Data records

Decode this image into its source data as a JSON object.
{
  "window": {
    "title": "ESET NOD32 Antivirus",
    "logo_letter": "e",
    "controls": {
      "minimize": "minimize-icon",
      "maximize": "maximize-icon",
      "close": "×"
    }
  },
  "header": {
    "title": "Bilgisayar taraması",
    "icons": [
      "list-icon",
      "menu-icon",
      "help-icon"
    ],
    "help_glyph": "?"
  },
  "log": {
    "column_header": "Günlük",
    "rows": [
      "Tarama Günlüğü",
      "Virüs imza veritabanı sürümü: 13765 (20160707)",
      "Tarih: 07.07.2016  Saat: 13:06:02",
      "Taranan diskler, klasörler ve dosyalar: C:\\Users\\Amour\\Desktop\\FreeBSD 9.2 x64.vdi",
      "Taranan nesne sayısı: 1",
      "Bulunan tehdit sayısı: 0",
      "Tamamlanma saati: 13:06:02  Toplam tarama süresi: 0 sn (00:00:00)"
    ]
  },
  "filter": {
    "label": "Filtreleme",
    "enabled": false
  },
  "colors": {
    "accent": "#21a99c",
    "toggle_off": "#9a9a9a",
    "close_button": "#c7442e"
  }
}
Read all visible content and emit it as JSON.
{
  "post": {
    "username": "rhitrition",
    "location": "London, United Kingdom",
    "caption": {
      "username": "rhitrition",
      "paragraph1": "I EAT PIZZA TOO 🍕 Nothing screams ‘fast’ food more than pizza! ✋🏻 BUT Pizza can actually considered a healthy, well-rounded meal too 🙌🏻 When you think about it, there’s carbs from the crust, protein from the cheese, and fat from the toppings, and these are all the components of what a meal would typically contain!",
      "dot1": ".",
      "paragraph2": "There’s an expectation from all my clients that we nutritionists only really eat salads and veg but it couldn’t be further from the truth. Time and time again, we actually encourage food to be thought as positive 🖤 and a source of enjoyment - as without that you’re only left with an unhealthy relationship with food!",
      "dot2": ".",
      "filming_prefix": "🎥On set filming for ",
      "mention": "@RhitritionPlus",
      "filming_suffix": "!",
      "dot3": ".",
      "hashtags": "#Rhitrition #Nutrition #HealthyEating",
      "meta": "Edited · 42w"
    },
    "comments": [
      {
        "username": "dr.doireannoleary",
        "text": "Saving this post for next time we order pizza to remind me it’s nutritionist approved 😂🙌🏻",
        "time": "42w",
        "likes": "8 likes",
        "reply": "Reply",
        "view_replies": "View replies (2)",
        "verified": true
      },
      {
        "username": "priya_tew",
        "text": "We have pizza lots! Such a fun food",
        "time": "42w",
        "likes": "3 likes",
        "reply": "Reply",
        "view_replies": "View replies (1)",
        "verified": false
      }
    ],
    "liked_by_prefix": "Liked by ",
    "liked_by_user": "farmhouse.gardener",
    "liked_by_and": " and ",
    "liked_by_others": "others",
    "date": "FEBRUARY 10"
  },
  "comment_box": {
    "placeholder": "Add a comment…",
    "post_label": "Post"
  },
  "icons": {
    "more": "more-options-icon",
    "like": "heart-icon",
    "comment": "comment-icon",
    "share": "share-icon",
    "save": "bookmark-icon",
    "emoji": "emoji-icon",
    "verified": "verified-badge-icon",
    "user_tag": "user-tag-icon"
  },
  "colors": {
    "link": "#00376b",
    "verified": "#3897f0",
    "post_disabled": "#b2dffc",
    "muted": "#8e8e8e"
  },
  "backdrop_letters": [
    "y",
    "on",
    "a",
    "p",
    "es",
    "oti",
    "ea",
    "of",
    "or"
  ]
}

**WHAT YOU WILL DO**
Only lines with the word "JSON" are wanted, so copy each one from the records.

**ANSWER TO THE EXERCISE**
Decode this image into its source data as a JSON object.
Read all visible content and emit it as JSON.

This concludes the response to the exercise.